== DIRECTIONS ==
Print the entire listing. Each line must match the original exactly.
• • • •
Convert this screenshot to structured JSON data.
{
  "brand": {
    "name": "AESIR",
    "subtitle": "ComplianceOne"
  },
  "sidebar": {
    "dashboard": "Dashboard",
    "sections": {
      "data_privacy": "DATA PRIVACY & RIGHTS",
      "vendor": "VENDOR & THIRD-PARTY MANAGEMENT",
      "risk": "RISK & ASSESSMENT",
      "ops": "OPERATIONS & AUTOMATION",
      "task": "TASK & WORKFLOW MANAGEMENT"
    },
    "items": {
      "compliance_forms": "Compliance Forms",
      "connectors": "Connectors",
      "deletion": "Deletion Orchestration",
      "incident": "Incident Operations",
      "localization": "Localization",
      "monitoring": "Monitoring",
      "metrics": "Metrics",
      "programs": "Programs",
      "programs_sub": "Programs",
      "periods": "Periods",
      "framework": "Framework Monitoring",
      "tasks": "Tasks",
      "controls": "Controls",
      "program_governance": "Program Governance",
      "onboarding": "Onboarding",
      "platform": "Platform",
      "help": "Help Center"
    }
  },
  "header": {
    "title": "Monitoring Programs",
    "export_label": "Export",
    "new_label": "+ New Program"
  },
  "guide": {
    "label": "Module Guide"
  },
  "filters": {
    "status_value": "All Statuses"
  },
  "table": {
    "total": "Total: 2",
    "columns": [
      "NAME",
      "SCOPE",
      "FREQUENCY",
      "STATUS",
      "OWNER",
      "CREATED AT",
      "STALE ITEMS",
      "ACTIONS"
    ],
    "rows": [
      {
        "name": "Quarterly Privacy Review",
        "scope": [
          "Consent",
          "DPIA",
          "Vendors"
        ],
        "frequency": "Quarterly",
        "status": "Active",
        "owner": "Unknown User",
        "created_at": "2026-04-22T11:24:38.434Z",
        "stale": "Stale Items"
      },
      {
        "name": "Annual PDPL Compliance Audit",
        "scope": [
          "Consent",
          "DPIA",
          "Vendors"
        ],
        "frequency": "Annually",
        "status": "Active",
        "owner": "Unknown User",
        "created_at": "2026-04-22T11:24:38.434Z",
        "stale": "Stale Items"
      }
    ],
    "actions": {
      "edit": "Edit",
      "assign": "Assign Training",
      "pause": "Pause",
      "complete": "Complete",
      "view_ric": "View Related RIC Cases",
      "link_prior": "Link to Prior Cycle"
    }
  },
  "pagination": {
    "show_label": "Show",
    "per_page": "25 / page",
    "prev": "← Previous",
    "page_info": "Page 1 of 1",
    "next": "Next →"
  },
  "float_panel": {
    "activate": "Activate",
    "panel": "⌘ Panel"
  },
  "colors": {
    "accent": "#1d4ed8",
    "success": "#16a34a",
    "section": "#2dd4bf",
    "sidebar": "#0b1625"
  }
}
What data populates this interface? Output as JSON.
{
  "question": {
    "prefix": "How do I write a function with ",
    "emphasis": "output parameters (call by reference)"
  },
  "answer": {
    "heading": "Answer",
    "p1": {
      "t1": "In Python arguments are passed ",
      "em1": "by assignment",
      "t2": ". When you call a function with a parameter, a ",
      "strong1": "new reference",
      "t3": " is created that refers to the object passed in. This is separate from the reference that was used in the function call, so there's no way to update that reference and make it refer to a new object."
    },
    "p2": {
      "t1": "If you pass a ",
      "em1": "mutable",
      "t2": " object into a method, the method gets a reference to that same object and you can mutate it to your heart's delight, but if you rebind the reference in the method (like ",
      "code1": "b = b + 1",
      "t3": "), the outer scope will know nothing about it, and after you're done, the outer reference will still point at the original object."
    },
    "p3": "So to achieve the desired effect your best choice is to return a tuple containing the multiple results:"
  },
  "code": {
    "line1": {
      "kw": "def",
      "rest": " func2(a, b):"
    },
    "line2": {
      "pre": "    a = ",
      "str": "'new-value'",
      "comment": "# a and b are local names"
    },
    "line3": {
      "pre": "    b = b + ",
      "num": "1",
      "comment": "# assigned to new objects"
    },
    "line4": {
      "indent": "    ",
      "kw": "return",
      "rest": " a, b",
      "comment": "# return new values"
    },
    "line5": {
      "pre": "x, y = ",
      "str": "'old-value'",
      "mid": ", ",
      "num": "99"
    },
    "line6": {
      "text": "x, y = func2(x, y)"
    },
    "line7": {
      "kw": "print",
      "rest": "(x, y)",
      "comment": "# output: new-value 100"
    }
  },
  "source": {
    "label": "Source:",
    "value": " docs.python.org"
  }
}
• • • •
== RESPONSE TO THIS EXERCISE ==
Convert this screenshot to structured JSON data.
{
  "brand": {
    "name": "AESIR",
    "subtitle": "ComplianceOne"
  },
  "sidebar": {
    "dashboard": "Dashboard",
    "sections": {
      "data_privacy": "DATA PRIVACY & RIGHTS",
      "vendor": "VENDOR & THIRD-PARTY MANAGEMENT",
      "risk": "RISK & ASSESSMENT",
      "ops": "OPERATIONS & AUTOMATION",
      "task": "TASK & WORKFLOW MANAGEMENT"
    },
    "items": {
      "compliance_forms": "Compliance Forms",
      "connectors": "Connectors",
      "deletion": "Deletion Orchestration",
      "incident": "Incident Operations",
      "localization": "Localization",
      "monitoring": "Monitoring",
      "metrics": "Metrics",
      "programs": "Programs",
      "programs_sub": "Programs",
      "periods": "Periods",
      "framework": "Framework Monitoring",
      "tasks": "Tasks",
      "controls": "Controls",
      "program_governance": "Program Governance",
      "onboarding": "Onboarding",
      "platform": "Platform",
      "help": "Help Center"
    }
  },
  "header": {
    "title": "Monitoring Programs",
    "export_label": "Export",
    "new_label": "+ New Program"
  },
  "guide": {
    "label": "Module Guide"
  },
  "filters": {
    "status_value": "All Statuses"
  },
  "table": {
    "total": "Total: 2",
    "columns": [
      "NAME",
      "SCOPE",
      "FREQUENCY",
      "STATUS",
      "OWNER",
      "CREATED AT",
      "STALE ITEMS",
      "ACTIONS"
    ],
    "rows": [
      {
        "name": "Quarterly Privacy Review",
        "scope": [
          "Consent",
          "DPIA",
          "Vendors"
        ],
        "frequency": "Quarterly",
        "status": "Active",
        "owner": "Unknown User",
        "created_at": "2026-04-22T11:24:38.434Z",
        "stale": "Stale Items"
      },
      {
        "name": "Annual PDPL Compliance Audit",
        "scope": [
          "Consent",
          "DPIA",
          "Vendors"
        ],
        "frequency": "Annually",
        "status": "Active",
        "owner": "Unknown User",
        "created_at": "2026-04-22T11:24:38.434Z",
        "stale": "Stale Items"
      }
    ],
    "actions": {
      "edit": "Edit",
      "assign": "Assign Training",
      "pause": "Pause",
      "complete": "Complete",
      "view_ric": "View Related RIC Cases",
      "link_prior": "Link to Prior Cycle"
    }
  },
  "pagination": {
    "show_label": "Show",
    "per_page": "25 / page",
    "prev": "← Previous",
    "page_info": "Page 1 of 1",
    "next": "Next →"
  },
  "float_panel": {
    "activate": "Activate",
    "panel": "⌘ Panel"
  },
  "colors": {
    "accent": "#1d4ed8",
    "success": "#16a34a",
    "section": "#2dd4bf",
    "sidebar": "#0b1625"
  }
}
What data populates this interface? Output as JSON.
{
  "question": {
    "prefix": "How do I write a function with ",
    "emphasis": "output parameters (call by reference)"
  },
  "answer": {
    "heading": "Answer",
    "p1": {
      "t1": "In Python arguments are passed ",
      "em1": "by assignment",
      "t2": ". When you call a function with a parameter, a ",
      "strong1": "new reference",
      "t3": " is created that refers to the object passed in. This is separate from the reference that was used in the function call, so there's no way to update that reference and make it refer to a new object."
    },
    "p2": {
      "t1": "If you pass a ",
      "em1": "mutable",
      "t2": " object into a method, the method gets a reference to that same object and you can mutate it to your heart's delight, but if you rebind the reference in the method (like ",
      "code1": "b = b + 1",
      "t3": "), the outer scope will know nothing about it, and after you're done, the outer reference will still point at the original object."
    },
    "p3": "So to achieve the desired effect your best choice is to return a tuple containing the multiple results:"
  },
  "code": {
    "line1": {
      "kw": "def",
      "rest": " func2(a, b):"
    },
    "line2": {
      "pre": "    a = ",
      "str": "'new-value'",
      "comment": "# a and b are local names"
    },
    "line3": {
      "pre": "    b = b + ",
      "num": "1",
      "comment": "# assigned to new objects"
    },
    "line4": {
      "indent": "    ",
      "kw": "return",
      "rest": " a, b",
      "comment": "# return new values"
    },
    "line5": {
      "pre": "x, y = ",
      "str": "'old-value'",
      "mid": ", ",
      "num": "99"
    },
    "line6": {
      "text": "x, y = func2(x, y)"
    },
    "line7": {
      "kw": "print",
      "rest": "(x, y)",
      "comment": "# output: new-value 100"
    }
  },
  "source": {
    "label": "Source:",
    "value": " docs.python.org"
  }
}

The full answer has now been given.